[Dataset rows]
— Begin —

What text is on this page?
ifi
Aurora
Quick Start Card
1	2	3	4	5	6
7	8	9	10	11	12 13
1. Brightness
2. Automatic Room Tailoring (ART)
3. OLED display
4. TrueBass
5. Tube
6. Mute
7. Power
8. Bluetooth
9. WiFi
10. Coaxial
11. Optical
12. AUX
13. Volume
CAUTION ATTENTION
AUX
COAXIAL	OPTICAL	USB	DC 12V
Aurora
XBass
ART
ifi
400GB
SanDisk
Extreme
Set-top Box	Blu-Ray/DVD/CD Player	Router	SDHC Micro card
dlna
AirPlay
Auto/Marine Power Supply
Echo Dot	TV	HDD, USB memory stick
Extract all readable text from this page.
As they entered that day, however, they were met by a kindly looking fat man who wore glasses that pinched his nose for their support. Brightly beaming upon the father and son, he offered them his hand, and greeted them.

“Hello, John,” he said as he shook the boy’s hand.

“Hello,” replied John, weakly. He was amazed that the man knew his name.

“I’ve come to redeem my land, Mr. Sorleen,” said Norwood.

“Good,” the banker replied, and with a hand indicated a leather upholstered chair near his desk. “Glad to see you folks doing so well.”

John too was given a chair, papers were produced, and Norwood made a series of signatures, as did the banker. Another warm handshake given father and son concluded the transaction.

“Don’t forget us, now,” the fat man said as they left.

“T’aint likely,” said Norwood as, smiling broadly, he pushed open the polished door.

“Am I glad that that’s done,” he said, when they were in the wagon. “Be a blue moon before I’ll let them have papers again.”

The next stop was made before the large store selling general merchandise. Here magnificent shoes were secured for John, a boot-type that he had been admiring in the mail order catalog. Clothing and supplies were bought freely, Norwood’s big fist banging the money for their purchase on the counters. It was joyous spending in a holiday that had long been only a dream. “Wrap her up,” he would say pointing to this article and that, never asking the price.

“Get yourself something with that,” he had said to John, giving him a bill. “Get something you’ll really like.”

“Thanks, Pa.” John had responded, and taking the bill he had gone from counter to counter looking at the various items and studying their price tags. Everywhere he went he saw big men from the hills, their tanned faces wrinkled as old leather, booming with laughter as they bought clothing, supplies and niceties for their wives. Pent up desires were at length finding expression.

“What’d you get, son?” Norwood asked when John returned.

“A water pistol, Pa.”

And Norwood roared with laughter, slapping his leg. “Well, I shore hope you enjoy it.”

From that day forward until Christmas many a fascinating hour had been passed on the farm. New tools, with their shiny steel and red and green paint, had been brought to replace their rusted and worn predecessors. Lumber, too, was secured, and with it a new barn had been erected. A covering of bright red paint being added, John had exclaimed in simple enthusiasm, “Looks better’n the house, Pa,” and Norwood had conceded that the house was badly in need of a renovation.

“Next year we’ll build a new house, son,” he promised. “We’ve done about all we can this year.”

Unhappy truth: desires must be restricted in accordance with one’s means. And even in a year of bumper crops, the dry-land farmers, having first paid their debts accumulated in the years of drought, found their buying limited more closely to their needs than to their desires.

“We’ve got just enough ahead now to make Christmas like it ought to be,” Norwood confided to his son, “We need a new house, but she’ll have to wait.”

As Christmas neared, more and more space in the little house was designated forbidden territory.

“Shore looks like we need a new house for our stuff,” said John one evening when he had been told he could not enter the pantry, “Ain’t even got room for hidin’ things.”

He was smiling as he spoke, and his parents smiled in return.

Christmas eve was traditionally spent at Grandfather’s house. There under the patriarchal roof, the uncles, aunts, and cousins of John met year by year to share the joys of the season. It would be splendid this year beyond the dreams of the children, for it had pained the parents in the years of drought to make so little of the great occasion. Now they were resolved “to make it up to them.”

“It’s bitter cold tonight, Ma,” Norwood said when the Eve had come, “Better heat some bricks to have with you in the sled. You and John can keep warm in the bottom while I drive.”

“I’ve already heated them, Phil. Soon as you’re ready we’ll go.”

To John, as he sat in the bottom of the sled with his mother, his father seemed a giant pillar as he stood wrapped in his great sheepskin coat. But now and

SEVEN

— End —

- **Written instruction**
Set out the complete listing exactly as shown.

- **Solved exercise**
What text is on this page?
ifi
Aurora
Quick Start Card
1	2	3	4	5	6
7	8	9	10	11	12 13
1. Brightness
2. Automatic Room Tailoring (ART)
3. OLED display
4. TrueBass
5. Tube
6. Mute
7. Power
8. Bluetooth
9. WiFi
10. Coaxial
11. Optical
12. AUX
13. Volume
CAUTION ATTENTION
AUX
COAXIAL	OPTICAL	USB	DC 12V
Aurora
XBass
ART
ifi
400GB
SanDisk
Extreme
Set-top Box	Blu-Ray/DVD/CD Player	Router	SDHC Micro card
dlna
AirPlay
Auto/Marine Power Supply
Echo Dot	TV	HDD, USB memory stick
Extract all readable text from this page.
As they entered that day, however, they were met by a kindly looking fat man who wore glasses that pinched his nose for their support. Brightly beaming upon the father and son, he offered them his hand, and greeted them.

“Hello, John,” he said as he shook the boy’s hand.

“Hello,” replied John, weakly. He was amazed that the man knew his name.

“I’ve come to redeem my land, Mr. Sorleen,” said Norwood.

“Good,” the banker replied, and with a hand indicated a leather upholstered chair near his desk. “Glad to see you folks doing so well.”

John too was given a chair, papers were produced, and Norwood made a series of signatures, as did the banker. Another warm handshake given father and son concluded the transaction.

“Don’t forget us, now,” the fat man said as they left.

“T’aint likely,” said Norwood as, smiling broadly, he pushed open the polished door.

“Am I glad that that’s done,” he said, when they were in the wagon. “Be a blue moon before I’ll let them have papers again.”

The next stop was made before the large store selling general merchandise. Here magnificent shoes were secured for John, a boot-type that he had been admiring in the mail order catalog. Clothing and supplies were bought freely, Norwood’s big fist banging the money for their purchase on the counters. It was joyous spending in a holiday that had long been only a dream. “Wrap her up,” he would say pointing to this article and that, never asking the price.

“Get yourself something with that,” he had said to John, giving him a bill. “Get something you’ll really like.”

“Thanks, Pa.” John had responded, and taking the bill he had gone from counter to counter looking at the various items and studying their price tags. Everywhere he went he saw big men from the hills, their tanned faces wrinkled as old leather, booming with laughter as they bought clothing, supplies and niceties for their wives. Pent up desires were at length finding expression.

“What’d you get, son?” Norwood asked when John returned.

“A water pistol, Pa.”

And Norwood roared with laughter, slapping his leg. “Well, I shore hope you enjoy it.”

From that day forward until Christmas many a fascinating hour had been passed on the farm. New tools, with their shiny steel and red and green paint, had been brought to replace their rusted and worn predecessors. Lumber, too, was secured, and with it a new barn had been erected. A covering of bright red paint being added, John had exclaimed in simple enthusiasm, “Looks better’n the house, Pa,” and Norwood had conceded that the house was badly in need of a renovation.

“Next year we’ll build a new house, son,” he promised. “We’ve done about all we can this year.”

Unhappy truth: desires must be restricted in accordance with one’s means. And even in a year of bumper crops, the dry-land farmers, having first paid their debts accumulated in the years of drought, found their buying limited more closely to their needs than to their desires.

“We’ve got just enough ahead now to make Christmas like it ought to be,” Norwood confided to his son, “We need a new house, but she’ll have to wait.”

As Christmas neared, more and more space in the little house was designated forbidden territory.

“Shore looks like we need a new house for our stuff,” said John one evening when he had been told he could not enter the pantry, “Ain’t even got room for hidin’ things.”

He was smiling as he spoke, and his parents smiled in return.

Christmas eve was traditionally spent at Grandfather’s house. There under the patriarchal roof, the uncles, aunts, and cousins of John met year by year to share the joys of the season. It would be splendid this year beyond the dreams of the children, for it had pained the parents in the years of drought to make so little of the great occasion. Now they were resolved “to make it up to them.”

“It’s bitter cold tonight, Ma,” Norwood said when the Eve had come, “Better heat some bricks to have with you in the sled. You and John can keep warm in the bottom while I drive.”

“I’ve already heated them, Phil. Soon as you’re ready we’ll go.”

To John, as he sat in the bottom of the sled with his mother, his father seemed a giant pillar as he stood wrapped in his great sheepskin coat. But now and

SEVEN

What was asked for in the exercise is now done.